Transcriptional profiling using RNA sequencing (RNAseq)

Multispecies communities are prevalent within the oral cavity, and it has been seen that the oral pathogen Porphyromonas gingivalis shows increased pathogenicity in the presence of the commensal Streptococcus gordonii in animal models of infection [14]. Transcriptomic measurements in vitro showed that several virulence factors, including adhesins and the type IX secretion system, were induced in P. gingivalis in coculture, potentially contributing to the enhanced pathogenicity, and the oxidative stress response pathway was upregulated in P. gingivalis likely as a response to the H2O2 produced by S. gordonii [27]. Thus, transcriptomic measurements revealed responses to known molecules putatively present in the community and suggested potential mediators of a known interaction.

========================================================================

» WORK INSTRUCTION 1
In the passage on transcriptional profiling with RNA sequencing, which pathway was upregulated in P. gingivalis, likely in response to the H2O2 produced by S. gordonii?
» WORK INSTRUCTION 2
Continue the passage on transcriptional profiling with RNA sequencing, starting after its last sentence.

========================================================================

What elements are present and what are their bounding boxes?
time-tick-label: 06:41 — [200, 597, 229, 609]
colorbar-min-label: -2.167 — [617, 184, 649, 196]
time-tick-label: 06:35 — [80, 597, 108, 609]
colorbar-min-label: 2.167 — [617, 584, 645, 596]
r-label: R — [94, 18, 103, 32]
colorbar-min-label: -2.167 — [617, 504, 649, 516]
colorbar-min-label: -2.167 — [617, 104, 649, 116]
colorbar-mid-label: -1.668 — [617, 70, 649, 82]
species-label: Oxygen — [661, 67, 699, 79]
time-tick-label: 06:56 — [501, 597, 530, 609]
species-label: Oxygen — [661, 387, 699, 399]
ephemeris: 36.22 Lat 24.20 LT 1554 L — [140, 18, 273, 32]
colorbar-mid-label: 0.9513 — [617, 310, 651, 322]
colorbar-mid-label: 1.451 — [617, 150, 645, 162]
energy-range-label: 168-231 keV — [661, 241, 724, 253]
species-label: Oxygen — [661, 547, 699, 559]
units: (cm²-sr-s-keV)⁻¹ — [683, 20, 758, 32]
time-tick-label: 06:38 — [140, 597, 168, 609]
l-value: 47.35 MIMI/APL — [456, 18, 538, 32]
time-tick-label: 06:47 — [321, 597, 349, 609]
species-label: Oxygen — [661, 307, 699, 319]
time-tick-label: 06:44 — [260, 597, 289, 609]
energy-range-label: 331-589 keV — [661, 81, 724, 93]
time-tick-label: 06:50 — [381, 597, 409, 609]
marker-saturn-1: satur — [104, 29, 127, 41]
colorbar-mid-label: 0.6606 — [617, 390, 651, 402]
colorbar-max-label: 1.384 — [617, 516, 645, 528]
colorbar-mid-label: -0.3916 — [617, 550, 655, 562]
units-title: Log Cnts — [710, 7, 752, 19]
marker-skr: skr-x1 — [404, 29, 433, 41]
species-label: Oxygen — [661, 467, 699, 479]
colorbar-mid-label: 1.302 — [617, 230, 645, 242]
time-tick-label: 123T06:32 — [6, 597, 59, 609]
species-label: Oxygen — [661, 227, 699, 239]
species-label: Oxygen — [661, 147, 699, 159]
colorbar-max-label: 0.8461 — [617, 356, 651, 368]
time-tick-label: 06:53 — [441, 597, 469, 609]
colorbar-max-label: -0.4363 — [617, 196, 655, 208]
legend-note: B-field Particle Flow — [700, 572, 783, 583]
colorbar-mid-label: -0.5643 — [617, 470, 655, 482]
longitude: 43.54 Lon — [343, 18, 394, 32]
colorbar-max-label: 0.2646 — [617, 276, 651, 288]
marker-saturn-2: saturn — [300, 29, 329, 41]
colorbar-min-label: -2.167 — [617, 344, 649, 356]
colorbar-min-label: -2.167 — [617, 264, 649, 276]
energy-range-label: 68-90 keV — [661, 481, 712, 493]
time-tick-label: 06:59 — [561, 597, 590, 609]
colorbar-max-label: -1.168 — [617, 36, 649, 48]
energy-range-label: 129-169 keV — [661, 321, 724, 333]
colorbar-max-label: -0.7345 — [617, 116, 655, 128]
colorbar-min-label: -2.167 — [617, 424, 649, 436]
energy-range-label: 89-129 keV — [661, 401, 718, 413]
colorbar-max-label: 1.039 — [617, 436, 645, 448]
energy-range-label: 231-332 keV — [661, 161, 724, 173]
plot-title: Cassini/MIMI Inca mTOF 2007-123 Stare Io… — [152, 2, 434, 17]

========================================================================

» EXERCISE ANSWER 1
The oxidative stress response pathway.

» EXERCISE ANSWER 2
Transcriptional measurements of the respiratory pathogens Pseudomonas aeruginosa and Staphylococcus aureus in mixed-species biofilms showed that the presence of P. aeruginosa led to the upregulation of fermentation pathway genes in S. aureus [28]. Follow-up experiments confirmed the accumulation of lactate, and showed that P. aeruginosa quinolones and siderophores induced the shift to fermentation in S. aureus, validating the novel metabolic changes caused by this interaction.

Dual RNAseq in a two-species system containing the soil bacteria Streptomyces coelicolor and Myxococcus xanthus grown under standard laboratory conditions revealed that in the presence of the other species, M. xanthus upregulates the production of the siderophore myxochelin, while S. coelicolor induces the production of the antibiotic actinorhodin [29]. Subsequent experiments indicated that S. coelicolor initially outcompetes M. xanthus for iron, inducing the production of myxochelin which chelates iron away from S. coelicolor. The resulting iron scarcity induces the production of actinorhodin, an example of competition sensing where nutrient competition, in this case for iron, leads to the production of antimicrobials [30]. Further, transcriptome measurements in 8 diverse Streptomyces species revealed that iron scarcity induced 21 out of 260 secondary metabolite biosynthesis gene clusters, including several antibiotics, suggesting that competition sensing in response to iron scarcity may be widespread.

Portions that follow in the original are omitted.